— START —

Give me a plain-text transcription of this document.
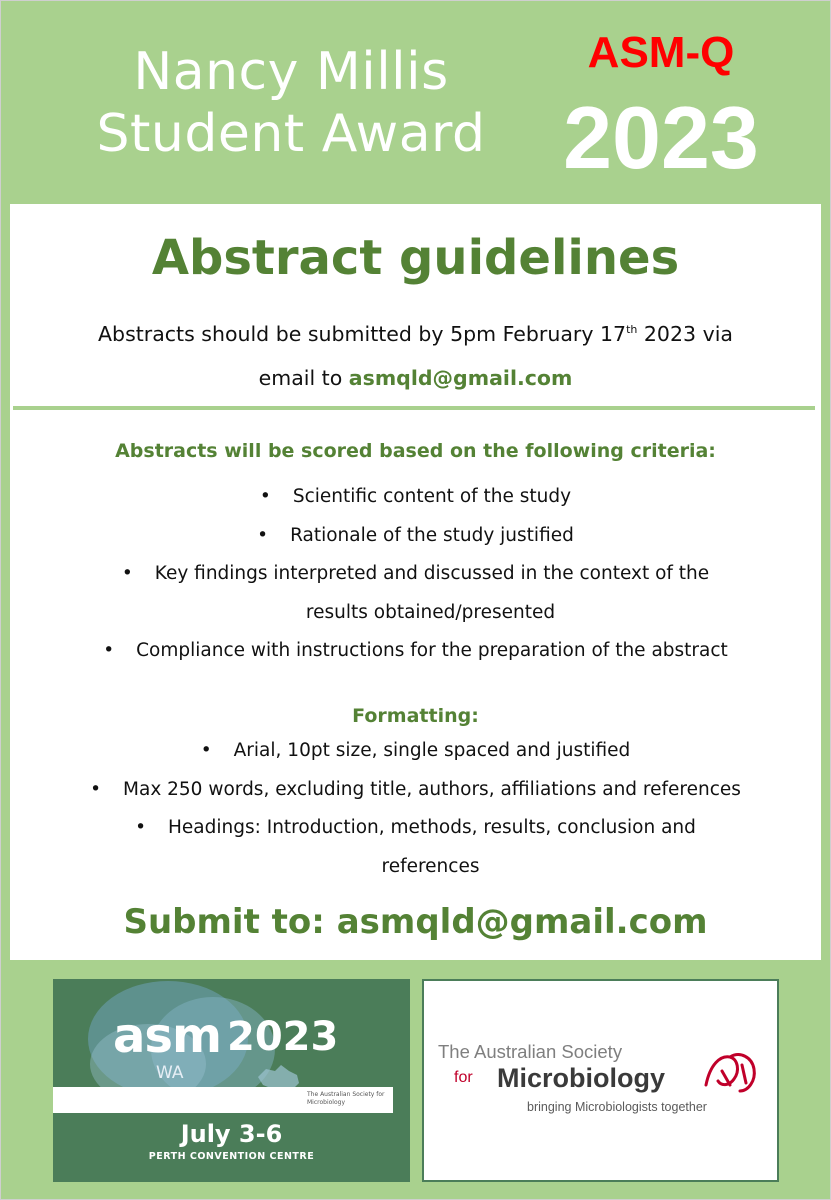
Nancy Millis
Student Award
ASM-Q
2023
Abstract guidelines
Abstracts should be submitted by 5pm February 17th 2023 via
email to asmqld@gmail.com
Abstracts will be scored based on the following criteria:
• Scientific content of the study
• Rationale of the study justified
• Key findings interpreted and discussed in the context of the
results obtained/presented
• Compliance with instructions for the preparation of the abstract
Formatting:
• Arial, 10pt size, single spaced and justified
• Max 250 words, excluding title, authors, affiliations and references
• Headings: Introduction, methods, results, conclusion and
references
Submit to: asmqld@gmail.com
asm 2023
WA
The Australian Society for Microbiology
July 3-6
PERTH CONVENTION CENTRE
The Australian Society
for Microbiology
bringing Microbiologists together
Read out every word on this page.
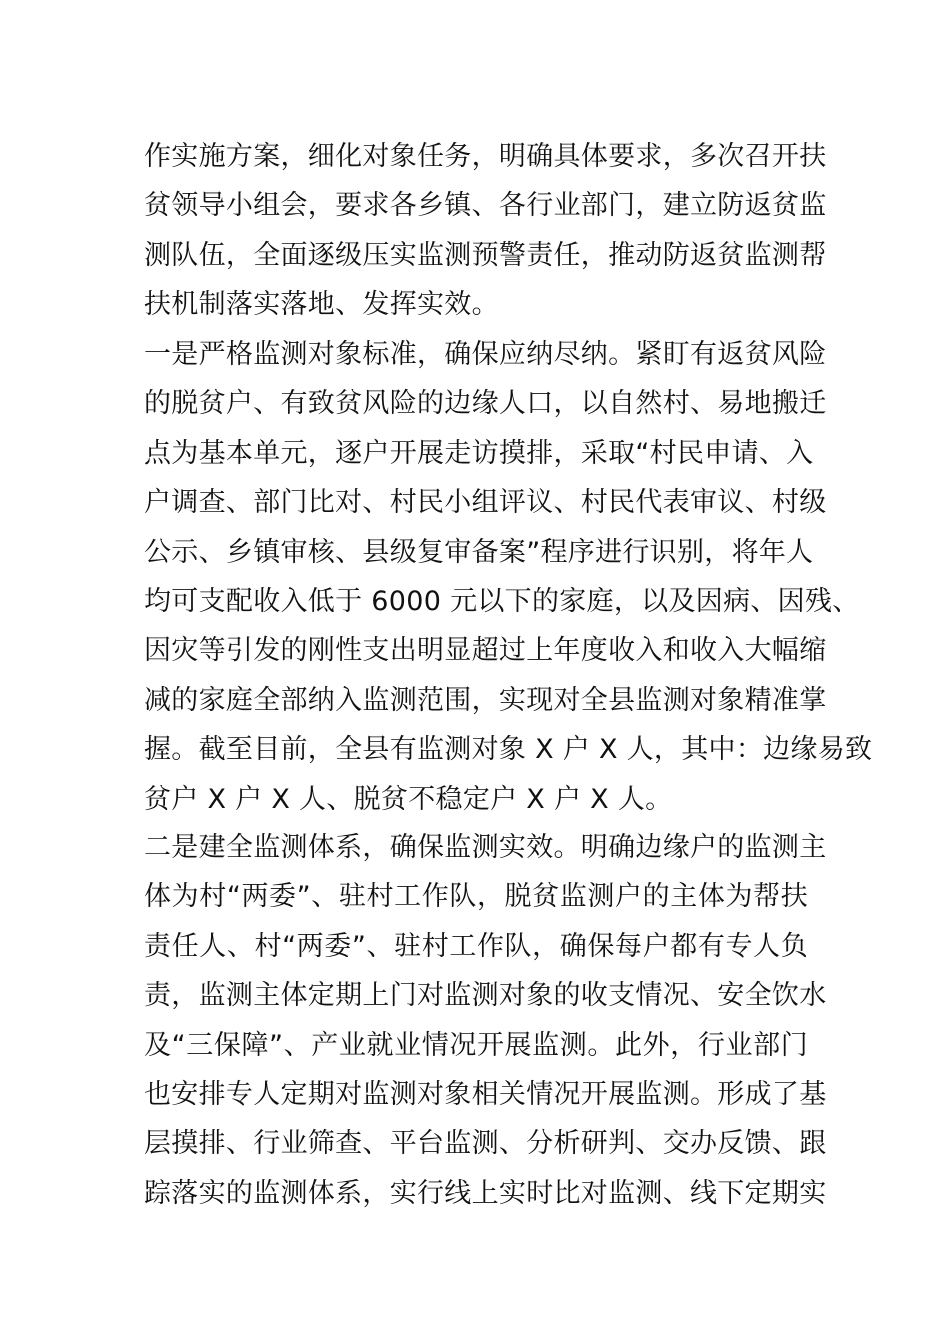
作实施方案，细化对象任务，明确具体要求，多次召开扶
贫领导小组会，要求各乡镇、各行业部门，建立防返贫监
测队伍，全面逐级压实监测预警责任，推动防返贫监测帮
扶机制落实落地、发挥实效。
一是严格监测对象标准，确保应纳尽纳。紧盯有返贫风险
的脱贫户、有致贫风险的边缘人口，以自然村、易地搬迁
点为基本单元，逐户开展走访摸排，采取“村民申请、入
户调查、部门比对、村民小组评议、村民代表审议、村级
公示、乡镇审核、县级复审备案”程序进行识别，将年人
均可支配收入低于 6000 元以下的家庭，以及因病、因残、
因灾等引发的刚性支出明显超过上年度收入和收入大幅缩
减的家庭全部纳入监测范围，实现对全县监测对象精准掌
握。截至目前，全县有监测对象 X 户 X 人，其中：边缘易致
贫户 X 户 X 人、脱贫不稳定户 X 户 X 人。
二是建全监测体系，确保监测实效。明确边缘户的监测主
体为村“两委”、驻村工作队，脱贫监测户的主体为帮扶
责任人、村“两委”、驻村工作队，确保每户都有专人负
责，监测主体定期上门对监测对象的收支情况、安全饮水
及“三保障”、产业就业情况开展监测。此外，行业部门
也安排专人定期对监测对象相关情况开展监测。形成了基
层摸排、行业筛查、平台监测、分析研判、交办反馈、跟
踪落实的监测体系，实行线上实时比对监测、线下定期实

— END —

WHAT THE TASK ASKS: Looking at the records above, work out how many lines include the string "Society". Give the number and nothing else.

RESPONSE BELOW: 2